▸ LISTED ENTRIES

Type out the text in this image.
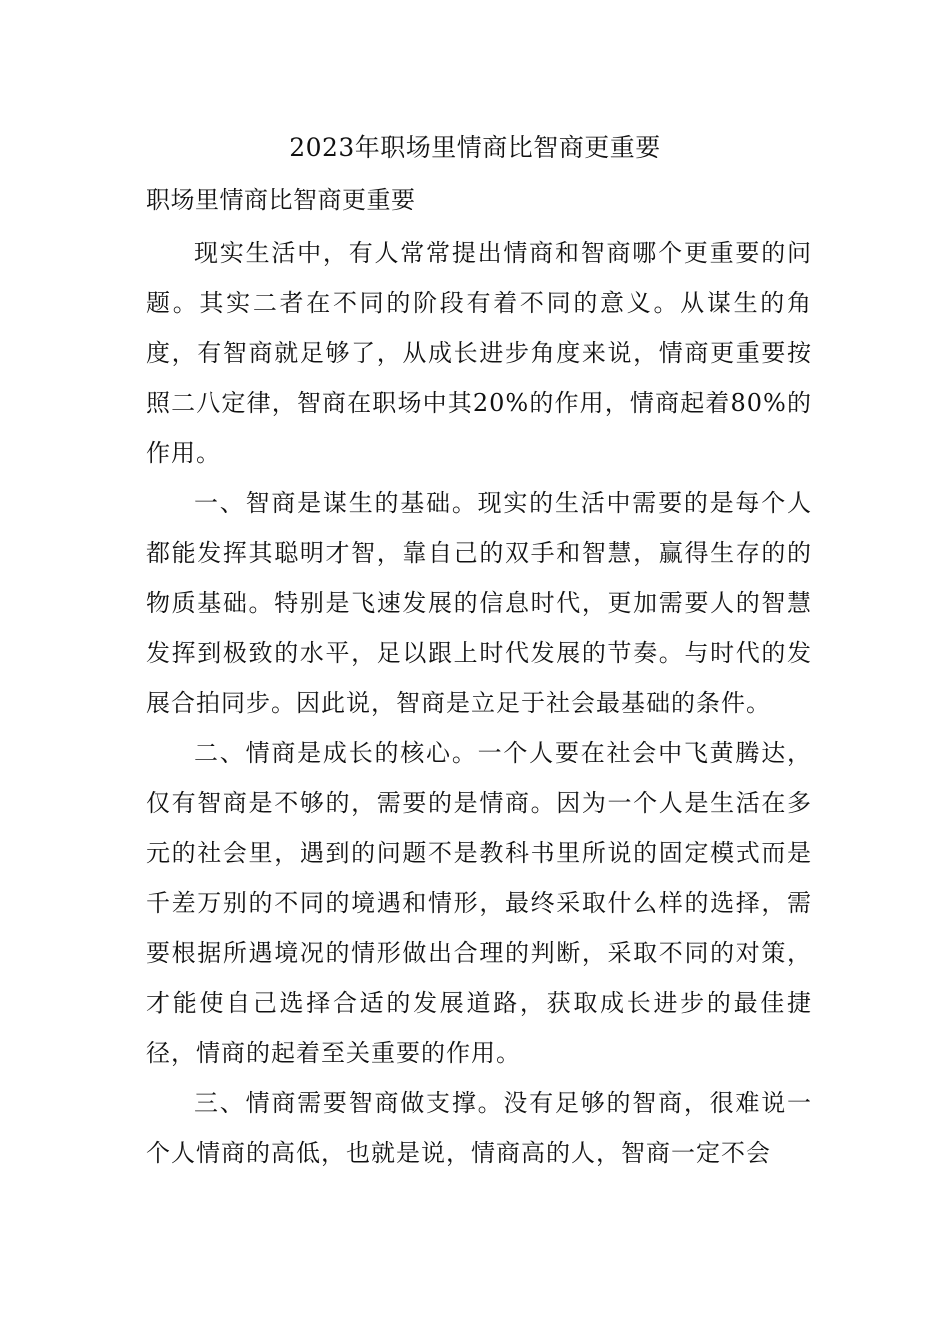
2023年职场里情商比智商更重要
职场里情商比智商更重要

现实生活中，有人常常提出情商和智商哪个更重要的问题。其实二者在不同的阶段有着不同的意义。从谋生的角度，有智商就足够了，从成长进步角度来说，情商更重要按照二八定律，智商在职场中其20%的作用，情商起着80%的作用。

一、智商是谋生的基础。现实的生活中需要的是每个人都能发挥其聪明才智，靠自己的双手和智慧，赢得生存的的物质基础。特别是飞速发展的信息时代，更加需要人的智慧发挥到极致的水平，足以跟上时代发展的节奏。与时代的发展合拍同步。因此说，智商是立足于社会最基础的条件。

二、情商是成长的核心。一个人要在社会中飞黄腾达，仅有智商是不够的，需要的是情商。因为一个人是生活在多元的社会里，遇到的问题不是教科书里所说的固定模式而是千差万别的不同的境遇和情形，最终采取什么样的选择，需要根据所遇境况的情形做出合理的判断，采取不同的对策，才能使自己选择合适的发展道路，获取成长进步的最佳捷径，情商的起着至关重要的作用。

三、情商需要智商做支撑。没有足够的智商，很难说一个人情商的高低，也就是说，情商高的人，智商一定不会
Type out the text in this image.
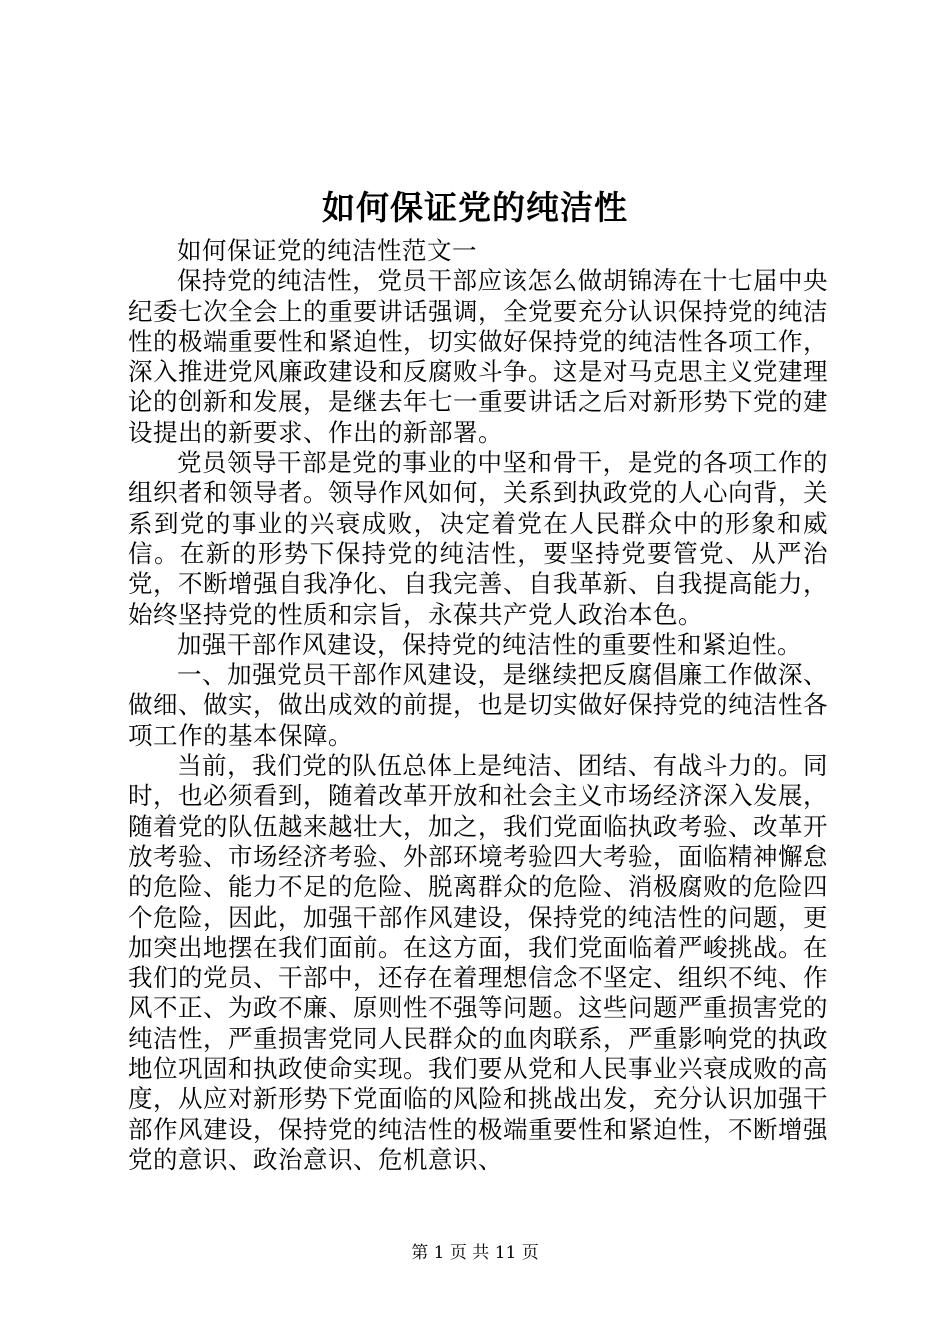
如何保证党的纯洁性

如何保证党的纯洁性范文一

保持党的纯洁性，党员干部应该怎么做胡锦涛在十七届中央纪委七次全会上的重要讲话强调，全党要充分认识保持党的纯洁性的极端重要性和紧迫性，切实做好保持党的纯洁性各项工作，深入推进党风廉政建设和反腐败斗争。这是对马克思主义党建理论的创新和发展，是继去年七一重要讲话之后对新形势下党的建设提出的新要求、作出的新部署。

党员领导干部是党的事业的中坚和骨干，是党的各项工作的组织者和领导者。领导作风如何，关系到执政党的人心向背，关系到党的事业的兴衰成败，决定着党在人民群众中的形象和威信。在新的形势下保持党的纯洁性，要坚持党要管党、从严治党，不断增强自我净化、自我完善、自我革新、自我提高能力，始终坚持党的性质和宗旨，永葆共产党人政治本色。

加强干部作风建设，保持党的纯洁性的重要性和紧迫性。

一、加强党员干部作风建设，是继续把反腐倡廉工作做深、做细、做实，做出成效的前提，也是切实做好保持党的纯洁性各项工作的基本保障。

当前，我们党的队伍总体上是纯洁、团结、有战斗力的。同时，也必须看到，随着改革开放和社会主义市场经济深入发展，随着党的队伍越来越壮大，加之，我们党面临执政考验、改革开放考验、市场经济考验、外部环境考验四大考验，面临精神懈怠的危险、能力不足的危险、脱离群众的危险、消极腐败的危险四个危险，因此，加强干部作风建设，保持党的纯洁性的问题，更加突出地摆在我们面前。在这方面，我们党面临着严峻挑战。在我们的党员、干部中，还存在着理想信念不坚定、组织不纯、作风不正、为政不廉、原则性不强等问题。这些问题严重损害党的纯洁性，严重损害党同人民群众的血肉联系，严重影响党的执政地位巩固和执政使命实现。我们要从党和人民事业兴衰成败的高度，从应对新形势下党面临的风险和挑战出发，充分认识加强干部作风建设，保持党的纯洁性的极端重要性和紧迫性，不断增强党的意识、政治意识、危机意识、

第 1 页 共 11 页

▸ WHAT THIS TASK INVOLVES
Reproduce every record above exactly, but leave out the pictures.

▸ TASK RESPONSE
Type out the text in this image.
2023年职场里情商比智商更重要
职场里情商比智商更重要

现实生活中，有人常常提出情商和智商哪个更重要的问题。其实二者在不同的阶段有着不同的意义。从谋生的角度，有智商就足够了，从成长进步角度来说，情商更重要按照二八定律，智商在职场中其20%的作用，情商起着80%的作用。

一、智商是谋生的基础。现实的生活中需要的是每个人都能发挥其聪明才智，靠自己的双手和智慧，赢得生存的的物质基础。特别是飞速发展的信息时代，更加需要人的智慧发挥到极致的水平，足以跟上时代发展的节奏。与时代的发展合拍同步。因此说，智商是立足于社会最基础的条件。

二、情商是成长的核心。一个人要在社会中飞黄腾达，仅有智商是不够的，需要的是情商。因为一个人是生活在多元的社会里，遇到的问题不是教科书里所说的固定模式而是千差万别的不同的境遇和情形，最终采取什么样的选择，需要根据所遇境况的情形做出合理的判断，采取不同的对策，才能使自己选择合适的发展道路，获取成长进步的最佳捷径，情商的起着至关重要的作用。

三、情商需要智商做支撑。没有足够的智商，很难说一个人情商的高低，也就是说，情商高的人，智商一定不会
Type out the text in this image.
如何保证党的纯洁性

如何保证党的纯洁性范文一

保持党的纯洁性，党员干部应该怎么做胡锦涛在十七届中央纪委七次全会上的重要讲话强调，全党要充分认识保持党的纯洁性的极端重要性和紧迫性，切实做好保持党的纯洁性各项工作，深入推进党风廉政建设和反腐败斗争。这是对马克思主义党建理论的创新和发展，是继去年七一重要讲话之后对新形势下党的建设提出的新要求、作出的新部署。

党员领导干部是党的事业的中坚和骨干，是党的各项工作的组织者和领导者。领导作风如何，关系到执政党的人心向背，关系到党的事业的兴衰成败，决定着党在人民群众中的形象和威信。在新的形势下保持党的纯洁性，要坚持党要管党、从严治党，不断增强自我净化、自我完善、自我革新、自我提高能力，始终坚持党的性质和宗旨，永葆共产党人政治本色。

加强干部作风建设，保持党的纯洁性的重要性和紧迫性。

一、加强党员干部作风建设，是继续把反腐倡廉工作做深、做细、做实，做出成效的前提，也是切实做好保持党的纯洁性各项工作的基本保障。

当前，我们党的队伍总体上是纯洁、团结、有战斗力的。同时，也必须看到，随着改革开放和社会主义市场经济深入发展，随着党的队伍越来越壮大，加之，我们党面临执政考验、改革开放考验、市场经济考验、外部环境考验四大考验，面临精神懈怠的危险、能力不足的危险、脱离群众的危险、消极腐败的危险四个危险，因此，加强干部作风建设，保持党的纯洁性的问题，更加突出地摆在我们面前。在这方面，我们党面临着严峻挑战。在我们的党员、干部中，还存在着理想信念不坚定、组织不纯、作风不正、为政不廉、原则性不强等问题。这些问题严重损害党的纯洁性，严重损害党同人民群众的血肉联系，严重影响党的执政地位巩固和执政使命实现。我们要从党和人民事业兴衰成败的高度，从应对新形势下党面临的风险和挑战出发，充分认识加强干部作风建设，保持党的纯洁性的极端重要性和紧迫性，不断增强党的意识、政治意识、危机意识、

第 1 页 共 11 页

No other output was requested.